[Source data]
+ + + + +
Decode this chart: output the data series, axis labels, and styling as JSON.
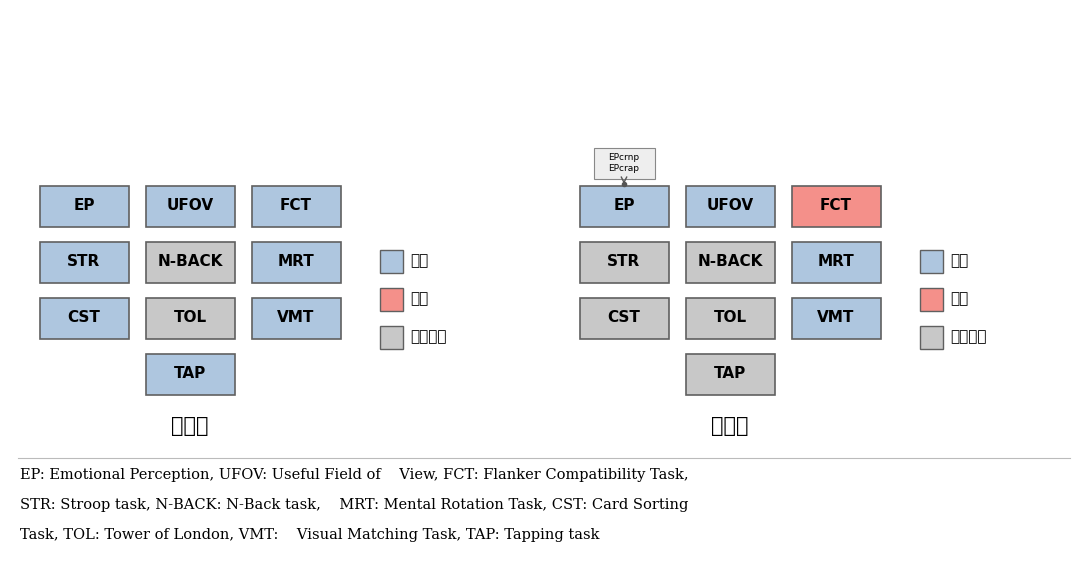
{
  "bg_color": "#ffffff",
  "blue_color": "#aec6df",
  "red_color": "#f4908a",
  "gray_color": "#c8c8c8",
  "depression": {
    "label": "우울증",
    "boxes": [
      {
        "text": "EP",
        "col": 0,
        "row": 0,
        "color": "blue"
      },
      {
        "text": "UFOV",
        "col": 1,
        "row": 0,
        "color": "blue"
      },
      {
        "text": "FCT",
        "col": 2,
        "row": 0,
        "color": "blue"
      },
      {
        "text": "STR",
        "col": 0,
        "row": 1,
        "color": "blue"
      },
      {
        "text": "N-BACK",
        "col": 1,
        "row": 1,
        "color": "gray"
      },
      {
        "text": "MRT",
        "col": 2,
        "row": 1,
        "color": "blue"
      },
      {
        "text": "CST",
        "col": 0,
        "row": 2,
        "color": "blue"
      },
      {
        "text": "TOL",
        "col": 1,
        "row": 2,
        "color": "gray"
      },
      {
        "text": "VMT",
        "col": 2,
        "row": 2,
        "color": "blue"
      },
      {
        "text": "TAP",
        "col": 1,
        "row": 3,
        "color": "blue"
      }
    ]
  },
  "bipolar": {
    "label": "조울병",
    "boxes": [
      {
        "text": "EP",
        "col": 0,
        "row": 0,
        "color": "blue"
      },
      {
        "text": "UFOV",
        "col": 1,
        "row": 0,
        "color": "blue"
      },
      {
        "text": "FCT",
        "col": 2,
        "row": 0,
        "color": "red"
      },
      {
        "text": "STR",
        "col": 0,
        "row": 1,
        "color": "gray"
      },
      {
        "text": "N-BACK",
        "col": 1,
        "row": 1,
        "color": "gray"
      },
      {
        "text": "MRT",
        "col": 2,
        "row": 1,
        "color": "blue"
      },
      {
        "text": "CST",
        "col": 0,
        "row": 2,
        "color": "gray"
      },
      {
        "text": "TOL",
        "col": 1,
        "row": 2,
        "color": "gray"
      },
      {
        "text": "VMT",
        "col": 2,
        "row": 2,
        "color": "blue"
      },
      {
        "text": "TAP",
        "col": 1,
        "row": 3,
        "color": "gray"
      }
    ],
    "annotation_text": "EPcrnp\nEPcrap",
    "annotation_col": 0,
    "annotation_row": 0
  },
  "legend_items": [
    {
      "label": "감소",
      "color": "blue"
    },
    {
      "label": "증가",
      "color": "red"
    },
    {
      "label": "차이없음",
      "color": "gray"
    }
  ],
  "footnote_lines": [
    "EP: Emotional Perception, UFOV: Useful Field of    View, FCT: Flanker Compatibility Task,",
    "STR: Stroop task, N-BACK: N-Back task,    MRT: Mental Rotation Task, CST: Card Sorting",
    "Task, TOL: Tower of London, VMT:    Visual Matching Task, TAP: Tapping task"
  ]
}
+ + + + +
» **STATED EXERCISE**
Repeat the records in full, exactly as they appear, without the pictures.

» **WRITTEN RESPONSE**
Decode this chart: output the data series, axis labels, and styling as JSON.
{
  "bg_color": "#ffffff",
  "blue_color": "#aec6df",
  "red_color": "#f4908a",
  "gray_color": "#c8c8c8",
  "depression": {
    "label": "우울증",
    "boxes": [
      {
        "text": "EP",
        "col": 0,
        "row": 0,
        "color": "blue"
      },
      {
        "text": "UFOV",
        "col": 1,
        "row": 0,
        "color": "blue"
      },
      {
        "text": "FCT",
        "col": 2,
        "row": 0,
        "color": "blue"
      },
      {
        "text": "STR",
        "col": 0,
        "row": 1,
        "color": "blue"
      },
      {
        "text": "N-BACK",
        "col": 1,
        "row": 1,
        "color": "gray"
      },
      {
        "text": "MRT",
        "col": 2,
        "row": 1,
        "color": "blue"
      },
      {
        "text": "CST",
        "col": 0,
        "row": 2,
        "color": "blue"
      },
      {
        "text": "TOL",
        "col": 1,
        "row": 2,
        "color": "gray"
      },
      {
        "text": "VMT",
        "col": 2,
        "row": 2,
        "color": "blue"
      },
      {
        "text": "TAP",
        "col": 1,
        "row": 3,
        "color": "blue"
      }
    ]
  },
  "bipolar": {
    "label": "조울병",
    "boxes": [
      {
        "text": "EP",
        "col": 0,
        "row": 0,
        "color": "blue"
      },
      {
        "text": "UFOV",
        "col": 1,
        "row": 0,
        "color": "blue"
      },
      {
        "text": "FCT",
        "col": 2,
        "row": 0,
        "color": "red"
      },
      {
        "text": "STR",
        "col": 0,
        "row": 1,
        "color": "gray"
      },
      {
        "text": "N-BACK",
        "col": 1,
        "row": 1,
        "color": "gray"
      },
      {
        "text": "MRT",
        "col": 2,
        "row": 1,
        "color": "blue"
      },
      {
        "text": "CST",
        "col": 0,
        "row": 2,
        "color": "gray"
      },
      {
        "text": "TOL",
        "col": 1,
        "row": 2,
        "color": "gray"
      },
      {
        "text": "VMT",
        "col": 2,
        "row": 2,
        "color": "blue"
      },
      {
        "text": "TAP",
        "col": 1,
        "row": 3,
        "color": "gray"
      }
    ],
    "annotation_text": "EPcrnp\nEPcrap",
    "annotation_col": 0,
    "annotation_row": 0
  },
  "legend_items": [
    {
      "label": "감소",
      "color": "blue"
    },
    {
      "label": "증가",
      "color": "red"
    },
    {
      "label": "차이없음",
      "color": "gray"
    }
  ],
  "footnote_lines": [
    "EP: Emotional Perception, UFOV: Useful Field of    View, FCT: Flanker Compatibility Task,",
    "STR: Stroop task, N-BACK: N-Back task,    MRT: Mental Rotation Task, CST: Card Sorting",
    "Task, TOL: Tower of London, VMT:    Visual Matching Task, TAP: Tapping task"
  ]
}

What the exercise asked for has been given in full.